(Exercício escrito 1):
Segundo o texto sobre o carnaval, em que dia se voltava a pensar em vida e em mundo?

(Texto):
Dantes carnaval era tempo de desabafo, ou como se diz agora, tempo de desrecalque. Chegados os três dias a gente se libertava de todo o sangue pisado que se acumulara no fígado durante o ano inteiro, atirava-se longe a censura, vestindo-se uma camisa listrada ou uma saia de baiana, e só se voltava a pensar em vida e em mundo quando chegasse a quarta-feira de cinzas. Quem fosse inimigo de carnaval tomasse o trem e partisse para longe, pois quem ficasse era para divertir. Naturais e estrangeiros eram unânimes em ressaltar esse lado sublime do Carnaval do Rio: a sua universalidade. Não adiantava ter bigode nem cabelo branco, ser desembargador, nem coronel. Gritar, sapatear, dar ataque, era a lei geral, ninguém reparava. Mesmo porque não havia mesmo quem reparasse, embebidos que estavam todos em providenciar o próprio divertimento. Até a polícia fechava os olhos, ou abria-os para outras coisas mais interessantes, que polícia, ao contrário de todas as aparências, também pode ser homem de carne como nós, com olhos para ver e coração para apreciar.

Mas aos poucos — aparentemente desde o tempo em que a ditadura começou a operar entre nós os seus famosos carnavais dirigidos — aos poucos a coisa foi mudando. O processo foi lento, mas inexorável. Cada ano piorando um pouco, esfriando mais. E afinal chegamos ao triste ponto em que estamos hoje em dia: não há animação do prefeito, não há decoração de rua nem alto-falante oficial que convença o povo a brincar como brincava outrora. Carnaval morreu, se acabou.

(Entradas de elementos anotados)
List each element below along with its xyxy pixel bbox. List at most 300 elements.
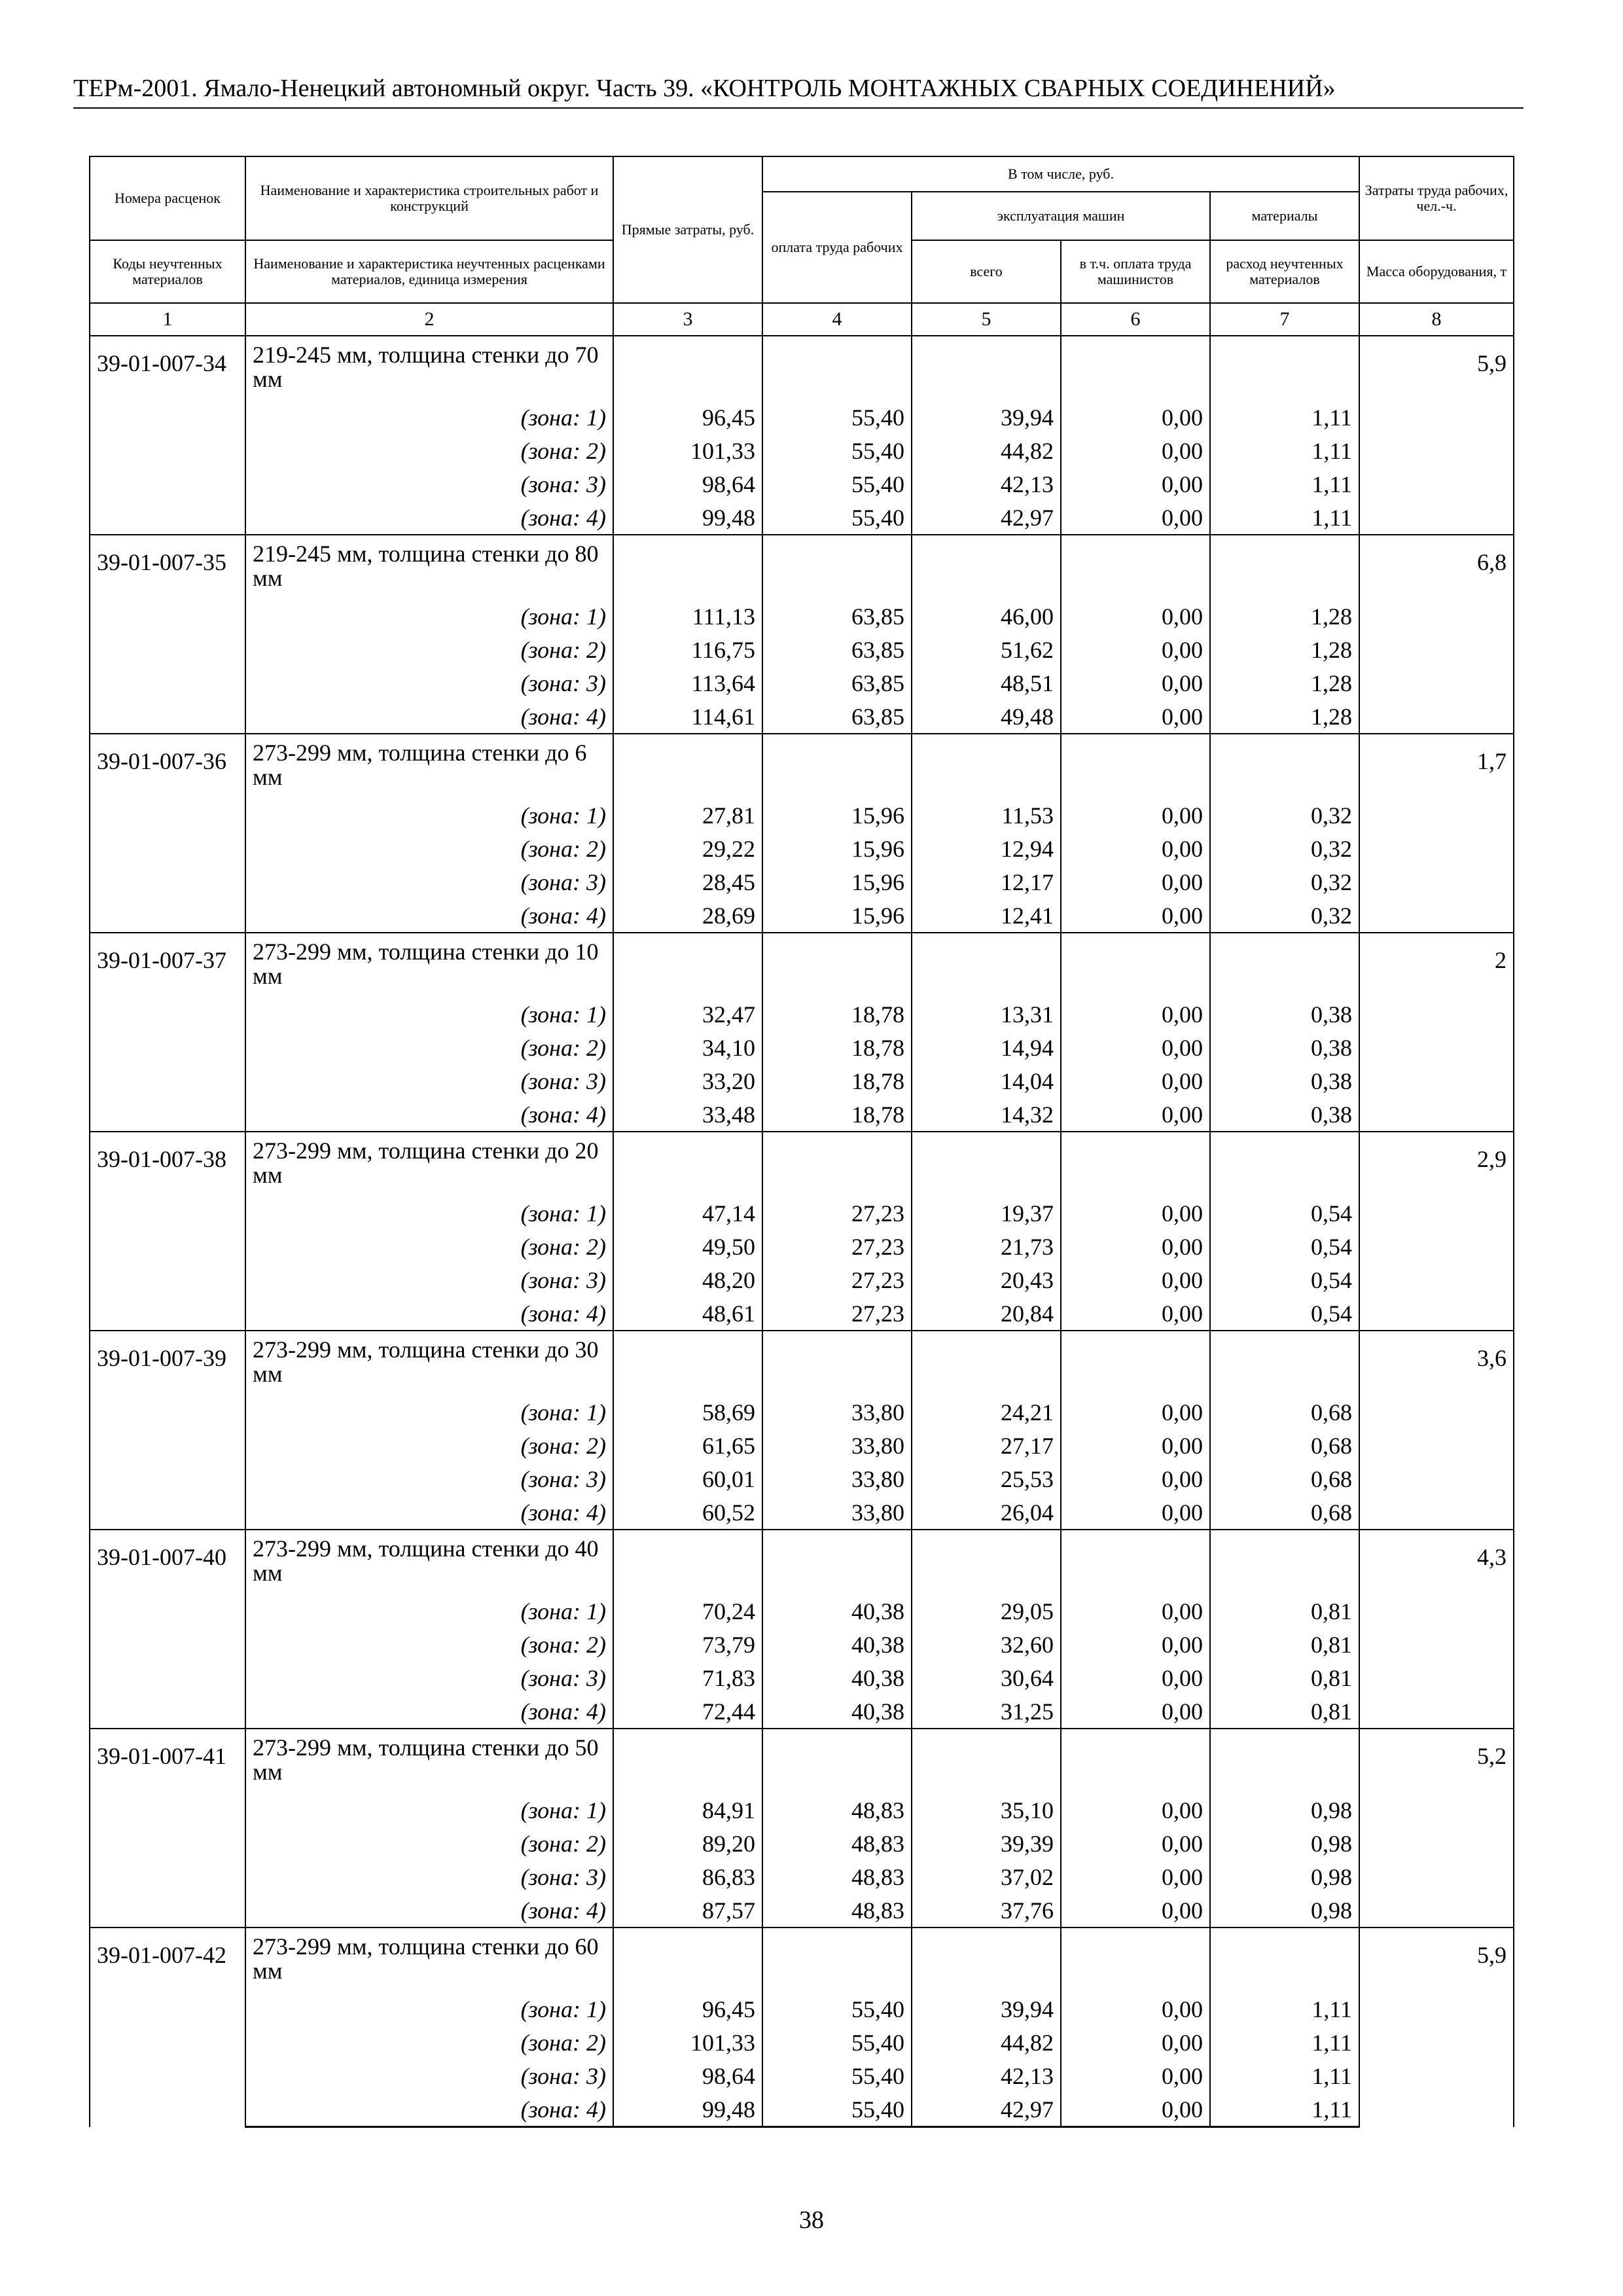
direct-costs-value: 99,48 xyxy=(613,2092,762,2127)
materials-value: 1,11 xyxy=(1210,501,1359,535)
machine-total-value: 32,60 xyxy=(912,1628,1061,1661)
direct-costs-value: 87,57 xyxy=(613,1893,762,1928)
machinist-pay-value: 0,00 xyxy=(1061,1462,1210,1496)
zone-row xyxy=(90,798,1514,832)
machine-total-value: 37,02 xyxy=(912,1860,1061,1893)
zone-row xyxy=(90,1893,1514,1928)
labor-pay-value: 48,83 xyxy=(762,1793,912,1827)
machine-total-value: 39,94 xyxy=(912,1992,1061,2026)
direct-costs-value: 111,13 xyxy=(613,600,762,633)
materials-value: 0,81 xyxy=(1210,1594,1359,1628)
machinist-pay-value: 0,00 xyxy=(1061,865,1210,899)
direct-costs-value: 84,91 xyxy=(613,1793,762,1827)
machine-total-value: 39,94 xyxy=(912,401,1061,434)
machine-total-value: 42,97 xyxy=(912,2092,1061,2127)
machine-total-value: 42,13 xyxy=(912,2059,1061,2092)
zone-label: (зона: 2) xyxy=(245,1628,613,1661)
labor-pay-value: 40,38 xyxy=(762,1695,912,1729)
materials-value: 0,98 xyxy=(1210,1893,1359,1928)
labor-pay-value: 18,78 xyxy=(762,1098,912,1132)
zone-label: (зона: 4) xyxy=(245,501,613,535)
header-materials-consumption: расход неучтенных материалов xyxy=(1210,240,1359,303)
zone-row xyxy=(90,865,1514,899)
equipment-mass: 3,6 xyxy=(1359,1331,1514,1530)
machine-total-value: 48,51 xyxy=(912,666,1061,700)
labor-pay-value: 48,83 xyxy=(762,1893,912,1928)
column-numbers xyxy=(90,303,1514,336)
zone-label: (зона: 2) xyxy=(245,1429,613,1462)
zone-row xyxy=(90,1395,1514,1429)
direct-costs-value: 86,83 xyxy=(613,1860,762,1893)
labor-pay-value: 27,23 xyxy=(762,1297,912,1331)
materials-value: 0,98 xyxy=(1210,1860,1359,1893)
materials-value: 1,28 xyxy=(1210,633,1359,666)
labor-pay-value: 63,85 xyxy=(762,666,912,700)
labor-pay-value: 33,80 xyxy=(762,1429,912,1462)
zone-label: (зона: 1) xyxy=(245,1594,613,1628)
equipment-mass: 5,9 xyxy=(1359,1928,1514,2127)
rate-title-row xyxy=(90,1928,1514,1992)
zone-label: (зона: 4) xyxy=(245,1297,613,1331)
machine-total-value: 27,17 xyxy=(912,1429,1061,1462)
direct-costs-value: 29,22 xyxy=(613,832,762,865)
rate-name: 273-299 мм, толщина стенки до 6 мм xyxy=(245,734,613,798)
zone-row xyxy=(90,832,1514,865)
rate-code: 39-01-007-41 xyxy=(90,1729,245,1928)
direct-costs-value: 34,10 xyxy=(613,1031,762,1064)
labor-pay-value: 63,85 xyxy=(762,700,912,734)
machine-total-value: 39,39 xyxy=(912,1827,1061,1860)
zone-row xyxy=(90,1196,1514,1230)
rate-group xyxy=(90,734,1514,933)
machinist-pay-value: 0,00 xyxy=(1061,633,1210,666)
machine-total-value: 20,84 xyxy=(912,1297,1061,1331)
materials-value: 0,81 xyxy=(1210,1628,1359,1661)
zone-label: (зона: 3) xyxy=(245,666,613,700)
zone-label: (зона: 1) xyxy=(245,401,613,434)
machine-total-value: 20,43 xyxy=(912,1263,1061,1297)
machinist-pay-value: 0,00 xyxy=(1061,1064,1210,1098)
materials-value: 0,32 xyxy=(1210,899,1359,933)
materials-value: 1,28 xyxy=(1210,666,1359,700)
direct-costs-value: 33,48 xyxy=(613,1098,762,1132)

(Exercício escrito 2):
Reproduza sem alterações o trecho dos registros que começa na linha que contém "direct-costs-value: 99,48 xyxy=(613,2092,762,2127)" e termina na linha que contém "machine-total-value: 37,02 xyxy=(912,1860,1061,1893)", incluindo as duas.

(Resposta correta 1):
Quando chegava a quarta-feira de cinzas.

(Resposta correta 2):
direct-costs-value: 99,48 xyxy=(613,2092,762,2127)
materials-value: 1,11 xyxy=(1210,501,1359,535)
machine-total-value: 32,60 xyxy=(912,1628,1061,1661)
direct-costs-value: 87,57 xyxy=(613,1893,762,1928)
machinist-pay-value: 0,00 xyxy=(1061,1462,1210,1496)
zone-row xyxy=(90,798,1514,832)
machine-total-value: 37,02 xyxy=(912,1860,1061,1893)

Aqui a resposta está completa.